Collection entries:
* * * * *
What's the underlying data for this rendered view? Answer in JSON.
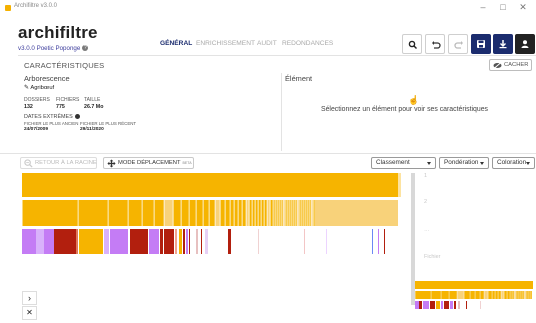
{
  "window": {
    "title": "Archifiltre v3.0.0",
    "controls": [
      "–",
      "□",
      "✕"
    ]
  },
  "header": {
    "brand": "archifiltre",
    "version": "v3.0.0 Poetic Poponge",
    "tabs": [
      {
        "label": "GÉNÉRAL",
        "active": true
      },
      {
        "label": "ENRICHISSEMENT",
        "active": false
      },
      {
        "label": "AUDIT",
        "active": false
      },
      {
        "label": "REDONDANCES",
        "active": false
      }
    ],
    "actions": [
      {
        "name": "search-button",
        "icon": "search-icon",
        "style": "light"
      },
      {
        "name": "undo-button",
        "icon": "undo-icon",
        "style": "light"
      },
      {
        "name": "redo-button",
        "icon": "redo-icon",
        "style": "light"
      },
      {
        "name": "save-button",
        "icon": "save-icon",
        "style": "dark"
      },
      {
        "name": "export-button",
        "icon": "download-icon",
        "style": "dark"
      },
      {
        "name": "user-button",
        "icon": "user-icon",
        "style": "black"
      }
    ]
  },
  "details": {
    "title": "CARACTÉRISTIQUES",
    "hide_label": "CACHER",
    "tree": {
      "title": "Arborescence",
      "node_name": "Agribœuf",
      "stats": {
        "folders_label": "DOSSIERS",
        "folders_value": "132",
        "files_label": "FICHIERS",
        "files_value": "775",
        "size_label": "TAILLE",
        "size_value": "26.7 Mo"
      },
      "dates_title": "DATES EXTRÊMES",
      "oldest_label": "FICHIER LE PLUS ANCIEN",
      "oldest_value": "24/07/2009",
      "newest_label": "FICHIER LE PLUS RÉCENT",
      "newest_value": "29/11/2020"
    },
    "element": {
      "title": "Élément",
      "placeholder": "Sélectionnez un élément pour voir ses caractéristiques"
    }
  },
  "toolbar": {
    "back_label": "RETOUR À LA RACINE",
    "move_label": "MODE DÉPLACEMENT",
    "beta_label": "BETA",
    "sort": {
      "selected": "Classement"
    },
    "weight": {
      "selected": "Pondération"
    },
    "color": {
      "selected": "Coloration"
    }
  },
  "visualization": {
    "level_labels": [
      "1",
      "2",
      "…",
      "Fichier"
    ],
    "colors": {
      "folder": "#f6b400",
      "folder_light": "#f8d27a",
      "presentation": "#b21f0e",
      "image": "#c47cf5",
      "document": "#6d88f5",
      "other": "#bfbfbf"
    },
    "nav": [
      "›",
      "✕"
    ]
  }
}
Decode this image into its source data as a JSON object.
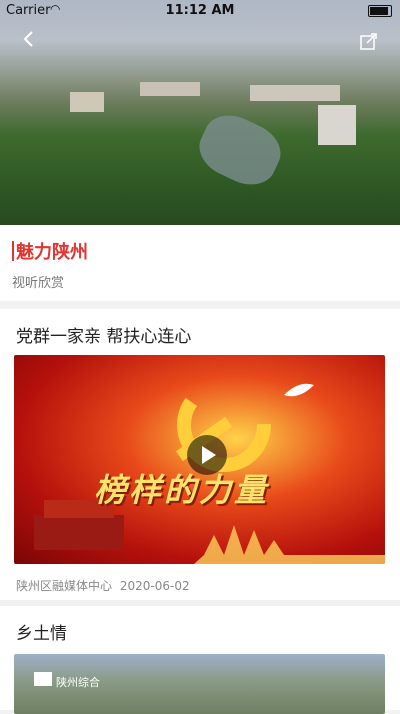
{
  "status": {
    "carrier": "Carrier",
    "time": "11:12 AM"
  },
  "header": {
    "title": "魅力陕州",
    "subtitle": "视听欣赏"
  },
  "items": [
    {
      "title": "党群一家亲 帮扶心连心",
      "banner_text": "榜样的力量",
      "source": "陕州区融媒体中心",
      "date": "2020-06-02"
    },
    {
      "title": "乡土情",
      "logo_text": "陕州综合"
    }
  ],
  "colors": {
    "accent": "#e3342f"
  }
}
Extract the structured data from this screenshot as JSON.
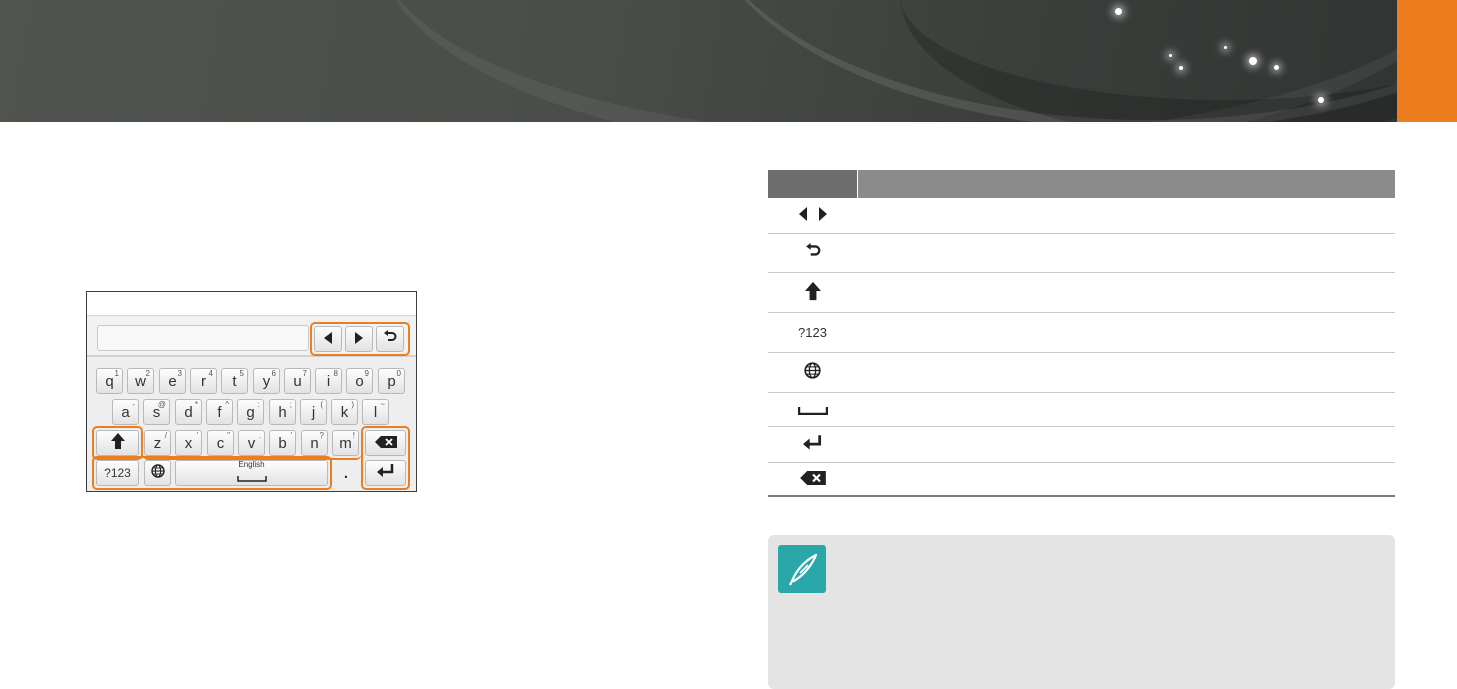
{
  "keyboard": {
    "rows": [
      {
        "keys": [
          {
            "main": "q",
            "sup": "1"
          },
          {
            "main": "w",
            "sup": "2"
          },
          {
            "main": "e",
            "sup": "3"
          },
          {
            "main": "r",
            "sup": "4"
          },
          {
            "main": "t",
            "sup": "5"
          },
          {
            "main": "y",
            "sup": "6"
          },
          {
            "main": "u",
            "sup": "7"
          },
          {
            "main": "i",
            "sup": "8"
          },
          {
            "main": "o",
            "sup": "9"
          },
          {
            "main": "p",
            "sup": "0"
          }
        ]
      },
      {
        "keys": [
          {
            "main": "a",
            "sup": "-"
          },
          {
            "main": "s",
            "sup": "@"
          },
          {
            "main": "d",
            "sup": "*"
          },
          {
            "main": "f",
            "sup": "^"
          },
          {
            "main": "g",
            "sup": ":"
          },
          {
            "main": "h",
            "sup": ";"
          },
          {
            "main": "j",
            "sup": "("
          },
          {
            "main": "k",
            "sup": ")"
          },
          {
            "main": "l",
            "sup": "~"
          }
        ]
      },
      {
        "keys": [
          {
            "main": "z",
            "sup": "/"
          },
          {
            "main": "x",
            "sup": "'"
          },
          {
            "main": "c",
            "sup": "\""
          },
          {
            "main": "v",
            "sup": "."
          },
          {
            "main": "b",
            "sup": "'"
          },
          {
            "main": "n",
            "sup": "?"
          },
          {
            "main": "m",
            "sup": "!"
          }
        ]
      }
    ],
    "num_key": "?123",
    "space_label": "English",
    "period_key": "."
  },
  "table": {
    "num_icon_text": "?123"
  },
  "colors": {
    "accent": "#ee7d1d",
    "note_icon": "#2aa7a9",
    "table_header_dark": "#6d6d6d",
    "table_header_light": "#8b8b8b"
  }
}
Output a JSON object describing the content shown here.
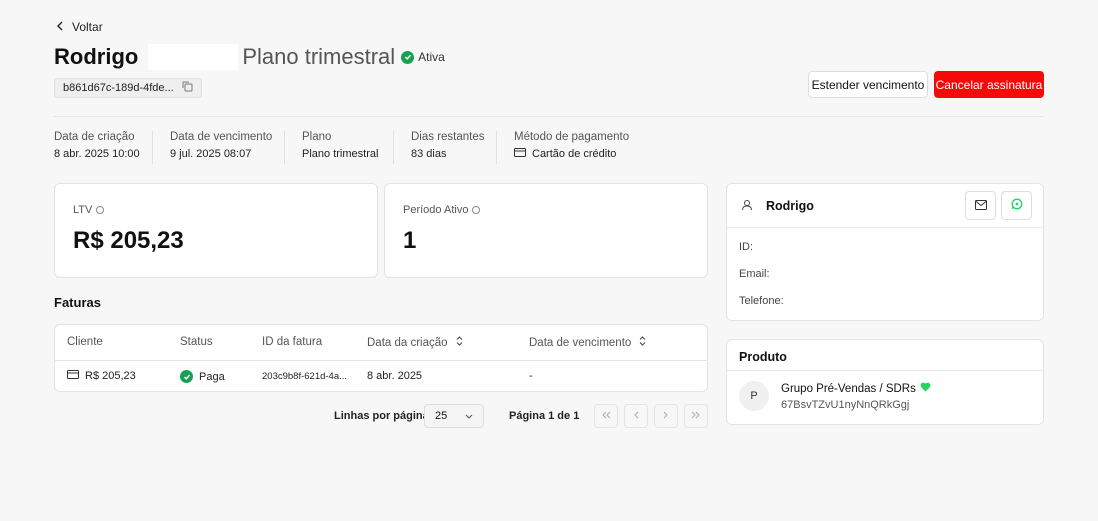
{
  "header": {
    "back_label": "Voltar",
    "customer_name": "Rodrigo",
    "plan_name": "Plano trimestral",
    "status": "Ativa",
    "subscription_id": "b861d67c-189d-4fde...",
    "extend_button": "Estender vencimento",
    "cancel_button": "Cancelar assinatura"
  },
  "meta": [
    {
      "label": "Data de criação",
      "value": "8 abr. 2025 10:00"
    },
    {
      "label": "Data de vencimento",
      "value": "9 jul. 2025 08:07"
    },
    {
      "label": "Plano",
      "value": "Plano trimestral"
    },
    {
      "label": "Dias restantes",
      "value": "83 dias"
    },
    {
      "label": "Método de pagamento",
      "value": "Cartão de crédito"
    }
  ],
  "stats": {
    "ltv_label": "LTV",
    "ltv_value": "R$ 205,23",
    "active_label": "Período Ativo",
    "active_value": "1"
  },
  "invoices": {
    "title": "Faturas",
    "columns": [
      "Cliente",
      "Status",
      "ID da fatura",
      "Data da criação",
      "Data de vencimento"
    ],
    "rows": [
      {
        "client": "R$ 205,23",
        "status": "Paga",
        "invoice_id": "203c9b8f-621d-4a...",
        "created": "8 abr. 2025",
        "due": "-"
      }
    ],
    "pagination": {
      "rows_per_page_label": "Linhas por página",
      "rows_per_page_value": "25",
      "page_label": "Página 1 de 1"
    }
  },
  "customer": {
    "name": "Rodrigo",
    "id_label": "ID:",
    "email_label": "Email:",
    "phone_label": "Telefone:"
  },
  "product": {
    "title": "Produto",
    "avatar_letter": "P",
    "name": "Grupo Pré-Vendas / SDRs",
    "id": "67BsvTZvU1nyNnQRkGgj"
  },
  "colors": {
    "accent_red": "#f50a0a",
    "success_green": "#1aa052",
    "whatsapp_green": "#25d366"
  }
}
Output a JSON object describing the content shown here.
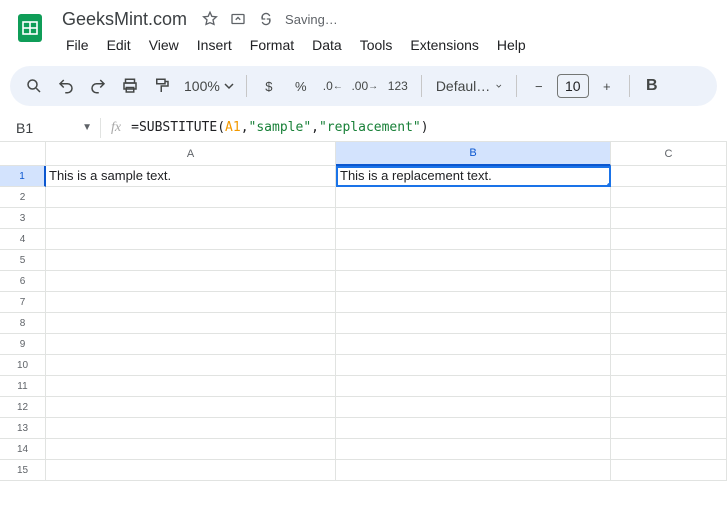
* * * * *
#### What is required:
Where a line above contains the word "vencimento", copy that line.

#### Completed exercise:
    "extend_button": "Estender vencimento",
      "label": "Data de vencimento",
      "Data de vencimento"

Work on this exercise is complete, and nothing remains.